▶ [Exercise requirements]: Tell how many lines contain the word "ghost". Reply with the number only.

:::::

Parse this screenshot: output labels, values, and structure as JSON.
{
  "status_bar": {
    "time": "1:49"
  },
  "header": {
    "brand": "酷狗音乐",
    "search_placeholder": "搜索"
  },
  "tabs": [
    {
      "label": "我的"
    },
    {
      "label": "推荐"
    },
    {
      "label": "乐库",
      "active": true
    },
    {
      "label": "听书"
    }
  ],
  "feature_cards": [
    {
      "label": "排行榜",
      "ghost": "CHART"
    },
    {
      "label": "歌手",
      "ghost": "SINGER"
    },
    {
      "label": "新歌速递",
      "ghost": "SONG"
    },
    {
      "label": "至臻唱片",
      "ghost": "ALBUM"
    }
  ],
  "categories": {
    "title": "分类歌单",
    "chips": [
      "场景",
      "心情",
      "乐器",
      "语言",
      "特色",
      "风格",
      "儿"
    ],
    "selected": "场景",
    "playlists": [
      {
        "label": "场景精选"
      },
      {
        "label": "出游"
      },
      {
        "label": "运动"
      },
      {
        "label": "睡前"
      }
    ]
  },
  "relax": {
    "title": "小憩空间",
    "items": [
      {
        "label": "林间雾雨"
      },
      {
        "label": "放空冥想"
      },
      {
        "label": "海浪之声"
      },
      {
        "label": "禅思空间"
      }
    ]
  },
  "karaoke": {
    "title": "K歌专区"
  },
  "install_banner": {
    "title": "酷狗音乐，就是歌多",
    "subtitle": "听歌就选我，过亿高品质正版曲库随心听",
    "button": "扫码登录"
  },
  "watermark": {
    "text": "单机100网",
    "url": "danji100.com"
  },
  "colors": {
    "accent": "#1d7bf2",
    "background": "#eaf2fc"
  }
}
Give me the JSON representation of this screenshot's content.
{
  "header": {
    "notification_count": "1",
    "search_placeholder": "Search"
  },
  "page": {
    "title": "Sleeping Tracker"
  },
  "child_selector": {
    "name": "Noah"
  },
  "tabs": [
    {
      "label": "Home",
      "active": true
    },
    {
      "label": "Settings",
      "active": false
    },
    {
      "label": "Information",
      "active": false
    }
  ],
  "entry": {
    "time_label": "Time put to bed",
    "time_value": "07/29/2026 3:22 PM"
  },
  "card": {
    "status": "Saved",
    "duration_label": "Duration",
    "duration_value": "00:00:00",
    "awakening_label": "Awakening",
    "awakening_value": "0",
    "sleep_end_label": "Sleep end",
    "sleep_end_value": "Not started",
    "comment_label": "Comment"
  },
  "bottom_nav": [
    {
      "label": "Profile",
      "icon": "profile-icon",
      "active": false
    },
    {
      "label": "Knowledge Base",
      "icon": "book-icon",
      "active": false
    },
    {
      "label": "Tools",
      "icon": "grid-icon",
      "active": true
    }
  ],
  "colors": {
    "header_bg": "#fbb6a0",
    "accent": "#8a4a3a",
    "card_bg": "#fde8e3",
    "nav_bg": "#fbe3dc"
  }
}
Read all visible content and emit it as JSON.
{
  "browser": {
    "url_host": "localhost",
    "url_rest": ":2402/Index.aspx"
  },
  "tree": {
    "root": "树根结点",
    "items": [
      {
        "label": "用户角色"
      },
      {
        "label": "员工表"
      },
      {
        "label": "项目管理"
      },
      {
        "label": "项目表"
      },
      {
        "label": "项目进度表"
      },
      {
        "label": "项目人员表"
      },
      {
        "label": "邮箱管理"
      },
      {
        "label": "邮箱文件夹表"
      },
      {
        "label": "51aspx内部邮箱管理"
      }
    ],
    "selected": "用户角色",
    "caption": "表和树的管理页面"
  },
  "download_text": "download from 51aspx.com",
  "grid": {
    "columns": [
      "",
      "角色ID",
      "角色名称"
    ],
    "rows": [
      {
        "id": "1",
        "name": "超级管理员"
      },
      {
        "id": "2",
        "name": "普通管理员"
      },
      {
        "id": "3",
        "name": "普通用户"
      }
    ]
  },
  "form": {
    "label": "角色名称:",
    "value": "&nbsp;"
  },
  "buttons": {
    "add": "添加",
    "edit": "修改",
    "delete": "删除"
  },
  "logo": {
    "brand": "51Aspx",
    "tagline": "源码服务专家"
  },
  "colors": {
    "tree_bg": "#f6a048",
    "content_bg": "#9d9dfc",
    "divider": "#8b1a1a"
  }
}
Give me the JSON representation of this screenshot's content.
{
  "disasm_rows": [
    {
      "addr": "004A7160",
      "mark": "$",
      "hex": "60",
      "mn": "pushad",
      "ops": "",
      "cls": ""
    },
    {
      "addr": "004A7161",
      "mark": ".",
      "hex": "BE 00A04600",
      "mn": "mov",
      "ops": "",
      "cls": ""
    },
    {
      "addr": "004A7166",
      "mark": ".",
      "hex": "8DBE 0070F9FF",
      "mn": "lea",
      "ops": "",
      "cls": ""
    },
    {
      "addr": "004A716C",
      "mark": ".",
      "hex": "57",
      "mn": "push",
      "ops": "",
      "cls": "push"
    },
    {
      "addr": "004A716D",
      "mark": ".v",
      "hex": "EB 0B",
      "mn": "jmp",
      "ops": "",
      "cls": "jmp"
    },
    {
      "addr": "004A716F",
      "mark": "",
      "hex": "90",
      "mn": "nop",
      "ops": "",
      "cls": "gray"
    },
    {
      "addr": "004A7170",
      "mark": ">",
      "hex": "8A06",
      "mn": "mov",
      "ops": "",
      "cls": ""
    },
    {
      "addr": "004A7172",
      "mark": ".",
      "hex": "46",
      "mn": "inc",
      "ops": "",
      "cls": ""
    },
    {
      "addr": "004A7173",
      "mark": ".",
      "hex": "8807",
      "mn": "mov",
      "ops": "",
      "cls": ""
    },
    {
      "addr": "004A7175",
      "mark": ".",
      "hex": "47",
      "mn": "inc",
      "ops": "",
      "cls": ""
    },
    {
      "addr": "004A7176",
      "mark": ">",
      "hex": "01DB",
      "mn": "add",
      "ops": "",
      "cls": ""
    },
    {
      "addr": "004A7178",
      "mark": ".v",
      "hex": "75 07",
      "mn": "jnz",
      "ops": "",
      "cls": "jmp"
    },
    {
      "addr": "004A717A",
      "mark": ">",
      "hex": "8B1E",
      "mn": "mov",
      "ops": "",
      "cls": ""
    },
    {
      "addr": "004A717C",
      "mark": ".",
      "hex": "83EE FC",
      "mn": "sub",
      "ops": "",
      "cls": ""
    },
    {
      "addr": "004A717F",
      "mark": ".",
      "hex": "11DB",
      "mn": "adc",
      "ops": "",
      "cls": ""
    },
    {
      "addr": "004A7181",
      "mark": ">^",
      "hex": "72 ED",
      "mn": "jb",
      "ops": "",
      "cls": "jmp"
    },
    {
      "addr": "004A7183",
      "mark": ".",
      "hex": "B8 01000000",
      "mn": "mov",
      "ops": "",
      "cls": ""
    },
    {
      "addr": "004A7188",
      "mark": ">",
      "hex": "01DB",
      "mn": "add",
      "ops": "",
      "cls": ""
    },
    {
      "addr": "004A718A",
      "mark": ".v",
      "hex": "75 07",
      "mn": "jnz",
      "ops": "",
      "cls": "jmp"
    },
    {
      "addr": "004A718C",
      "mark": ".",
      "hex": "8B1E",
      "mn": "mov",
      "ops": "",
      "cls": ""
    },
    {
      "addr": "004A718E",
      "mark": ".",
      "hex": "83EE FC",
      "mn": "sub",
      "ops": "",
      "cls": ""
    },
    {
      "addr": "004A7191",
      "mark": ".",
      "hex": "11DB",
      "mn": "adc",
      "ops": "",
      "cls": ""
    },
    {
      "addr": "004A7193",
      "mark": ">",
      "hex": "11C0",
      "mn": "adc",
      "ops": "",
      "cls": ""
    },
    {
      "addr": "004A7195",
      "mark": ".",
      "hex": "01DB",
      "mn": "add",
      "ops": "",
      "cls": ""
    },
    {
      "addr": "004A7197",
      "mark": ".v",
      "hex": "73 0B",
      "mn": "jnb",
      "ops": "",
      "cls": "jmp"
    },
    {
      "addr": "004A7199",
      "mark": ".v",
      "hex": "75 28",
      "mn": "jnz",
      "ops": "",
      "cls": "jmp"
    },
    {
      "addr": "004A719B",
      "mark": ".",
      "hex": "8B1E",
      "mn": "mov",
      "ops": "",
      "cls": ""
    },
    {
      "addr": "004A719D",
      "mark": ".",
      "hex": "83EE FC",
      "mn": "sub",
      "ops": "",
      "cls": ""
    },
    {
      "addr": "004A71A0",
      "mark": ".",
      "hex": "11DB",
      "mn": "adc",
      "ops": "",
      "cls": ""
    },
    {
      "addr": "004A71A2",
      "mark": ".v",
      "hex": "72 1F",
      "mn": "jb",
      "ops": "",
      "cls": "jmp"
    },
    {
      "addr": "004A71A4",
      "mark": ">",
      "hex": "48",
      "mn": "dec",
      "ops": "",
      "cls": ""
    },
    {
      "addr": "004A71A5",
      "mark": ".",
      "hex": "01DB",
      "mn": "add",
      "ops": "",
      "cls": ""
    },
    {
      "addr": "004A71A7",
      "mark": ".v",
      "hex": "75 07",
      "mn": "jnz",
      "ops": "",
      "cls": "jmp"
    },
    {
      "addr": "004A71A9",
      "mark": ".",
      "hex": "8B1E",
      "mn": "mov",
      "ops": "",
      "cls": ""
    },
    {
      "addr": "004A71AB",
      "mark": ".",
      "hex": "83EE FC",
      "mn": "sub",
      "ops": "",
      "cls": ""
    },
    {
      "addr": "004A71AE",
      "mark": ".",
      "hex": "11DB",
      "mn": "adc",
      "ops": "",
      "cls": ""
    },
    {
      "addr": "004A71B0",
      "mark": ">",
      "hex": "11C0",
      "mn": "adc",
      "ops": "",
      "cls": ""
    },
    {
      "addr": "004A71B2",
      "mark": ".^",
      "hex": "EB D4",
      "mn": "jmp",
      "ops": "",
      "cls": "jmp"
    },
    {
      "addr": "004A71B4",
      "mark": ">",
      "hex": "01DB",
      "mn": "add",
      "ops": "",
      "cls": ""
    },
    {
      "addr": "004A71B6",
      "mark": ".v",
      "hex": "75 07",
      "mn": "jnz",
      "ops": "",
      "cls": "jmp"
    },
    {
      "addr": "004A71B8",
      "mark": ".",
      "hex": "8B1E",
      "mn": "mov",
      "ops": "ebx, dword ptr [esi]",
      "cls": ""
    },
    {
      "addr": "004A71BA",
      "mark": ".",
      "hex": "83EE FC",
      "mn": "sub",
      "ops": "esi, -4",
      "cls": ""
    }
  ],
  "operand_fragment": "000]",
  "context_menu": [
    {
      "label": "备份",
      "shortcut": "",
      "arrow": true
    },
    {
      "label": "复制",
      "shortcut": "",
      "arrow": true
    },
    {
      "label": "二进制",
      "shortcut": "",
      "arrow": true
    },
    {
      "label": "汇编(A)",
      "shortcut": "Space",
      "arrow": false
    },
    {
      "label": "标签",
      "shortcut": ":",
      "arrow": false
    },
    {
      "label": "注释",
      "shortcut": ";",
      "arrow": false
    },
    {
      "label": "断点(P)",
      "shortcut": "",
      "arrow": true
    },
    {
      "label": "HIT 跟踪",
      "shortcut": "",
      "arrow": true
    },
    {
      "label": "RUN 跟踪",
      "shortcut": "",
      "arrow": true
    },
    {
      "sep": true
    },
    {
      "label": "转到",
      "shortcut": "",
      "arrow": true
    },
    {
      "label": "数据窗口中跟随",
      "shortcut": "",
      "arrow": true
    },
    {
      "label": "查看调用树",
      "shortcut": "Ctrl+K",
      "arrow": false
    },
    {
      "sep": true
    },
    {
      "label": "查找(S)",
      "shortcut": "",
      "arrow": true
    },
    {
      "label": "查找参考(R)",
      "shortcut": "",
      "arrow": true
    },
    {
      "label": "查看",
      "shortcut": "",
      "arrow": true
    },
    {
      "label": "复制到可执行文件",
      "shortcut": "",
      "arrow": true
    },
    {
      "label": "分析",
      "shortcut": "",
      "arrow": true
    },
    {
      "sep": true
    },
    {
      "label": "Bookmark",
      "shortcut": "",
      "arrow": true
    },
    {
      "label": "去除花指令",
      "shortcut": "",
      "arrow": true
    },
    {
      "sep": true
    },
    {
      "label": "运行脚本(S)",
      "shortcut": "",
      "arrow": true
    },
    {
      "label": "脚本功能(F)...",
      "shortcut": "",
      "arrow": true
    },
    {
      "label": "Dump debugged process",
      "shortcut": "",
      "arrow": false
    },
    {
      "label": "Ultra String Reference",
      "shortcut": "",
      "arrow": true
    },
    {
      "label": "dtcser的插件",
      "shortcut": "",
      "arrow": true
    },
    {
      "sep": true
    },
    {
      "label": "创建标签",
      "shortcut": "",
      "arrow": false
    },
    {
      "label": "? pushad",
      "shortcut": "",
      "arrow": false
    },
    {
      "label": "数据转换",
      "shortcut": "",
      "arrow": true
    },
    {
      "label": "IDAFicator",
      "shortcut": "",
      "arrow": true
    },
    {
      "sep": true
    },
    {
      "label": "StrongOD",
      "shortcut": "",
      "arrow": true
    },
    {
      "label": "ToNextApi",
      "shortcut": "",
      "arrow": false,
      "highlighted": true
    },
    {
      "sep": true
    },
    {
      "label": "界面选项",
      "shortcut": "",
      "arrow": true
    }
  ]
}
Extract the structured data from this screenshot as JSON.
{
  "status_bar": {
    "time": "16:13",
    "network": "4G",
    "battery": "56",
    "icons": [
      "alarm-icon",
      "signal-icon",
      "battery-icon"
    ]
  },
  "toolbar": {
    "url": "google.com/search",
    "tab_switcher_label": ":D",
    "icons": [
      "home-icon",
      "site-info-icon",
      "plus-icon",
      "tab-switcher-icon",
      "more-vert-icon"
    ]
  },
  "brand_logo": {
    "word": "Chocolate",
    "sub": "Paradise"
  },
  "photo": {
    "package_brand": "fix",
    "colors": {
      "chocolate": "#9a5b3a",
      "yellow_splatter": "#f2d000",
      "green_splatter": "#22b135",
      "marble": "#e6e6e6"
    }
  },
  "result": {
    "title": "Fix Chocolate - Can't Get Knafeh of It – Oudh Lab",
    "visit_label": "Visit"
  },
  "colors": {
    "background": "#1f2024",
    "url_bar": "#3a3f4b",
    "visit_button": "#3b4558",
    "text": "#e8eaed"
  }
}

:::::

▶ [Final answer]: 4